Text excerpt —
[Start of Attachment]
Ahoy Stack Overflow! This be mai first post...
I'm attempting to identify users with a salted unique public key.
Algorithm - Should I use uniqid(), sha256, sha512, something else? All hashes will be salted. NIST recommended SHA256, but I prefer to hear what others might suggest.
Generation - Does hash(SALT + AUTO_INCREMENT_PK + CREATED_TIMESTAMP) suffice? More entropy?
I'd use email, as it is unique for each user, however the user can modify their email address. I was also considering storing signup_email so that hashes would not have to be re-calculated.
MySQL Storage - Currently, our ID's are INT(255) auto_increment primary key's. As stated earlier, potentially hundreds of millions of keys. Depending on the crypto algo, I should have a fixed-size ID. Can I keep INT(255) or should I use CHAR(n)?
---------------------- Thanks for reading :) -------------------------------
One thing: If you don't trust the users with their IDs, sending them over GET or POST will not work; those are all visible to motivated users.
[End of Attachment]
Data records —
[Start of Attachment]
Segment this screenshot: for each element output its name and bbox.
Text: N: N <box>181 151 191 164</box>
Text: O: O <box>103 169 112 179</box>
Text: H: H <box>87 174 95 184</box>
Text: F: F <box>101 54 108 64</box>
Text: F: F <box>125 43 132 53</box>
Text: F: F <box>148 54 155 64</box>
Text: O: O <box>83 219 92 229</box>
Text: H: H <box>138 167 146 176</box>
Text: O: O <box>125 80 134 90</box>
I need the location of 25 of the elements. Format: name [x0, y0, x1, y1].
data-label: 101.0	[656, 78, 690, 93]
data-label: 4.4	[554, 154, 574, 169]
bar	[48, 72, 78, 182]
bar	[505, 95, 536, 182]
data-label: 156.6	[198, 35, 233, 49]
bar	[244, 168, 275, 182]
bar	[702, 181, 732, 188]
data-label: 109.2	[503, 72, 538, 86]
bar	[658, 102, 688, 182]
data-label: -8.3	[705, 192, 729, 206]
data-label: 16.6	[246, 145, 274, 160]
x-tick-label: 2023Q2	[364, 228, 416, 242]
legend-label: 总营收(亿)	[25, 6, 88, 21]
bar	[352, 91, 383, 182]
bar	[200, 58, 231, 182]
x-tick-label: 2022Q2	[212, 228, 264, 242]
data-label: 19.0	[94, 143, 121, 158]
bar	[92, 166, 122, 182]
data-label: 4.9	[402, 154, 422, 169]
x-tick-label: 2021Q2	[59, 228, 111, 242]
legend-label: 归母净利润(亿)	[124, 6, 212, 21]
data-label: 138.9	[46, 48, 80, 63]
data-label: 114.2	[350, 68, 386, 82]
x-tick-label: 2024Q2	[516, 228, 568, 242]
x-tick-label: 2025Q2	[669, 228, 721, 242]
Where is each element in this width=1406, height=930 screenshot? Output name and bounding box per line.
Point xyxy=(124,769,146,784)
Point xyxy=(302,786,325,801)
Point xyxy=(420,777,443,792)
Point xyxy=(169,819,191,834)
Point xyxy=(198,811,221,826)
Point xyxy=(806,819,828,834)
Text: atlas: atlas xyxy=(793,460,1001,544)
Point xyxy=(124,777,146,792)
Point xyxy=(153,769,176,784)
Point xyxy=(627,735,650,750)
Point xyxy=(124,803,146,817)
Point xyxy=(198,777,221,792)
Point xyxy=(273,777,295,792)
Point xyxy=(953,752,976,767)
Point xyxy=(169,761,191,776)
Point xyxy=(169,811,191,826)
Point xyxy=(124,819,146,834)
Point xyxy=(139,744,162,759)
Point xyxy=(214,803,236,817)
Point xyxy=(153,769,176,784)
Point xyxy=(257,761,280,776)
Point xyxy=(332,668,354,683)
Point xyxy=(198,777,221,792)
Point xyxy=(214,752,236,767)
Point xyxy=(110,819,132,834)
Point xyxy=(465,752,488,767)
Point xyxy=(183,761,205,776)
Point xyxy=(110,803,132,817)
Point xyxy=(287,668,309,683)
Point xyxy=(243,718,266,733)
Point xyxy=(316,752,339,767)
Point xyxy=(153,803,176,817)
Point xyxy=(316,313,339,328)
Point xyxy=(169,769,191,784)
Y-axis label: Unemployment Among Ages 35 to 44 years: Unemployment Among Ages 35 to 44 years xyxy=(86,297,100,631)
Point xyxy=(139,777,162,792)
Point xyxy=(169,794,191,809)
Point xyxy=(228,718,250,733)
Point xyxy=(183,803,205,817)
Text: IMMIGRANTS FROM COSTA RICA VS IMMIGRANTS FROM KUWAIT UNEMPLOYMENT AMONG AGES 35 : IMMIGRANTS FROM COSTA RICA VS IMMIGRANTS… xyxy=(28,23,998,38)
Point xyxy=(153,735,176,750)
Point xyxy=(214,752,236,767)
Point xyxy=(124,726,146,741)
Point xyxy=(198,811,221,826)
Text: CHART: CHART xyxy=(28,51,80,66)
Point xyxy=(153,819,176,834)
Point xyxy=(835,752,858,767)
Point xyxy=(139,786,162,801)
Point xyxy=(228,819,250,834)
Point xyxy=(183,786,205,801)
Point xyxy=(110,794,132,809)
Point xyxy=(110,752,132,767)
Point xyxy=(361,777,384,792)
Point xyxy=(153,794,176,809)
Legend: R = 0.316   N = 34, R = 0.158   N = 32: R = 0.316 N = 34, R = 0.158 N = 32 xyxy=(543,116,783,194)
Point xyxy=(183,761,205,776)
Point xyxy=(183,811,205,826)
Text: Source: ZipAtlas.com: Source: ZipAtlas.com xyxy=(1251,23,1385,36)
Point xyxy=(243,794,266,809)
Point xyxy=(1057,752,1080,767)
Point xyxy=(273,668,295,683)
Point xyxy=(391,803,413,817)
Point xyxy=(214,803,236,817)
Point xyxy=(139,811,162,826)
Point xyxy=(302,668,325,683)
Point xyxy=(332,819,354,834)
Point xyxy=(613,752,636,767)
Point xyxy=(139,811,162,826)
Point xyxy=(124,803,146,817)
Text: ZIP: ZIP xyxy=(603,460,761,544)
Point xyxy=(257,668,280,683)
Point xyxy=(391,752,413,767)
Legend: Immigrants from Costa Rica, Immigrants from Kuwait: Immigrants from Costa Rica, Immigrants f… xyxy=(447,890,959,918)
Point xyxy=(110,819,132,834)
[End of Attachment]
Tasks to carry out —
a - Answer these questions using the Stack Overflow post:
(i) Which hash algorithm did NIST recommend?
(ii) What column type do the IDs currently use in MySQL?
(iii) Why might email not work as the basis for the key?
b - Reproduce the stretch of the Stack Overflow post from "Ahoy Stack Overflow!" through "to be re-calculated.".
c - List the values that the Stack Overflow post combines inside the hash in its proposed generation formula.
The rows come from a separate source, not from the Stack Overflow post.

Expected responses —
a -
(i) SHA256
(ii) INT(255) auto_increment primary keys
(iii) The user can modify their email address.

b -
Ahoy Stack Overflow! This be mai first post...
I'm attempting to identify users with a salted unique public key.
Algorithm - Should I use uniqid(), sha256, sha512, something else? All hashes will be salted. NIST recommended SHA256, but I prefer to hear what others might suggest.
Generation - Does hash(SALT + AUTO_INCREMENT_PK + CREATED_TIMESTAMP) suffice? More entropy?
I'd use email, as it is unique for each user, however the user can modify their email address. I was also considering storing signup_email so that hashes would not have to be re-calculated.

c -
SALT
AUTO_INCREMENT_PK
CREATED_TIMESTAMP